Transcribe every record that appears below, exactly and in full.

===

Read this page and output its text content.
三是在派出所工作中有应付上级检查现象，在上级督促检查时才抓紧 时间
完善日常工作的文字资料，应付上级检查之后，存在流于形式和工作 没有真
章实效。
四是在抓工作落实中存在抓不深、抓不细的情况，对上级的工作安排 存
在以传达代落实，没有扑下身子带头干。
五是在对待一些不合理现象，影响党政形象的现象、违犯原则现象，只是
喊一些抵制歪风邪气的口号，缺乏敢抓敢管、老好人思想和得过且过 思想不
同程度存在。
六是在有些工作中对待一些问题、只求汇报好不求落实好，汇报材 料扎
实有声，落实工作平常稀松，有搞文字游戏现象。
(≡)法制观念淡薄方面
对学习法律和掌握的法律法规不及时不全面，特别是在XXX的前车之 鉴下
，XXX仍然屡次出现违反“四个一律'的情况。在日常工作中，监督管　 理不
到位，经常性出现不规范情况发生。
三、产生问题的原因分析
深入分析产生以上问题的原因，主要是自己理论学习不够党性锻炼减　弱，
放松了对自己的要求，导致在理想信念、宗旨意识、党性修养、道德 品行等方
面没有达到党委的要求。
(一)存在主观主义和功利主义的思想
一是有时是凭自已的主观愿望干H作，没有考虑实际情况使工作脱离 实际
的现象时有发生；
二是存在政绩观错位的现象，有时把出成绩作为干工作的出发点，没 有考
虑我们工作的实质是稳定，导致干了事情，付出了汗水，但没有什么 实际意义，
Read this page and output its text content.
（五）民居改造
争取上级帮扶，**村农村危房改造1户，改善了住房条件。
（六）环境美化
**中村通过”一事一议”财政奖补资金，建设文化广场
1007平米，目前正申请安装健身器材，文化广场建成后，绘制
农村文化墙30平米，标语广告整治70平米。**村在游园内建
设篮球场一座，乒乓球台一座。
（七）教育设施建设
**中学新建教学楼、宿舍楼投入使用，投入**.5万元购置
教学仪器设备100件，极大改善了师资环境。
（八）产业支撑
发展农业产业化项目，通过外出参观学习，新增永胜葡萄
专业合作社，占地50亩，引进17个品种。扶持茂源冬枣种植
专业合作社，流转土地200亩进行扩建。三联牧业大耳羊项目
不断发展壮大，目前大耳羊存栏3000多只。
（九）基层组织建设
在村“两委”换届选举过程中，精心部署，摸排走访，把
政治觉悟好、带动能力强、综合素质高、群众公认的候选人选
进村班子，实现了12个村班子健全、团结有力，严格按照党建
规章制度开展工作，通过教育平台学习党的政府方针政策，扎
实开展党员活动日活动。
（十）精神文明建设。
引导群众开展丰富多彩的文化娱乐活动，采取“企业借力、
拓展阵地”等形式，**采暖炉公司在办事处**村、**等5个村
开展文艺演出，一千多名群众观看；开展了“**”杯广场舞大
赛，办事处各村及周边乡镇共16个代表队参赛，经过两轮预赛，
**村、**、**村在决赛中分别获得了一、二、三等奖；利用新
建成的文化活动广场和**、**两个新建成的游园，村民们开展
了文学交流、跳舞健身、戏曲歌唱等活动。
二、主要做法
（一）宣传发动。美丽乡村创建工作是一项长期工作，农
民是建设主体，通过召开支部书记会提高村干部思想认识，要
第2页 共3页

===

• **Problem solution**
Read this page and output its text content.
三是在派出所工作中有应付上级检查现象，在上级督促检查时才抓紧 时间
完善日常工作的文字资料，应付上级检查之后，存在流于形式和工作 没有真
章实效。
四是在抓工作落实中存在抓不深、抓不细的情况，对上级的工作安排 存
在以传达代落实，没有扑下身子带头干。
五是在对待一些不合理现象，影响党政形象的现象、违犯原则现象，只是
喊一些抵制歪风邪气的口号，缺乏敢抓敢管、老好人思想和得过且过 思想不
同程度存在。
六是在有些工作中对待一些问题、只求汇报好不求落实好，汇报材 料扎
实有声，落实工作平常稀松，有搞文字游戏现象。
(≡)法制观念淡薄方面
对学习法律和掌握的法律法规不及时不全面，特别是在XXX的前车之 鉴下
，XXX仍然屡次出现违反“四个一律'的情况。在日常工作中，监督管　 理不
到位，经常性出现不规范情况发生。
三、产生问题的原因分析
深入分析产生以上问题的原因，主要是自己理论学习不够党性锻炼减　弱，
放松了对自己的要求，导致在理想信念、宗旨意识、党性修养、道德 品行等方
面没有达到党委的要求。
(一)存在主观主义和功利主义的思想
一是有时是凭自已的主观愿望干H作，没有考虑实际情况使工作脱离 实际
的现象时有发生；
二是存在政绩观错位的现象，有时把出成绩作为干工作的出发点，没 有考
虑我们工作的实质是稳定，导致干了事情，付出了汗水，但没有什么 实际意义，
Read this page and output its text content.
（五）民居改造
争取上级帮扶，**村农村危房改造1户，改善了住房条件。
（六）环境美化
**中村通过”一事一议”财政奖补资金，建设文化广场
1007平米，目前正申请安装健身器材，文化广场建成后，绘制
农村文化墙30平米，标语广告整治70平米。**村在游园内建
设篮球场一座，乒乓球台一座。
（七）教育设施建设
**中学新建教学楼、宿舍楼投入使用，投入**.5万元购置
教学仪器设备100件，极大改善了师资环境。
（八）产业支撑
发展农业产业化项目，通过外出参观学习，新增永胜葡萄
专业合作社，占地50亩，引进17个品种。扶持茂源冬枣种植
专业合作社，流转土地200亩进行扩建。三联牧业大耳羊项目
不断发展壮大，目前大耳羊存栏3000多只。
（九）基层组织建设
在村“两委”换届选举过程中，精心部署，摸排走访，把
政治觉悟好、带动能力强、综合素质高、群众公认的候选人选
进村班子，实现了12个村班子健全、团结有力，严格按照党建
规章制度开展工作，通过教育平台学习党的政府方针政策，扎
实开展党员活动日活动。
（十）精神文明建设。
引导群众开展丰富多彩的文化娱乐活动，采取“企业借力、
拓展阵地”等形式，**采暖炉公司在办事处**村、**等5个村
开展文艺演出，一千多名群众观看；开展了“**”杯广场舞大
赛，办事处各村及周边乡镇共16个代表队参赛，经过两轮预赛，
**村、**、**村在决赛中分别获得了一、二、三等奖；利用新
建成的文化活动广场和**、**两个新建成的游园，村民们开展
了文学交流、跳舞健身、戏曲歌唱等活动。
二、主要做法
（一）宣传发动。美丽乡村创建工作是一项长期工作，农
民是建设主体，通过召开支部书记会提高村干部思想认识，要
第2页 共3页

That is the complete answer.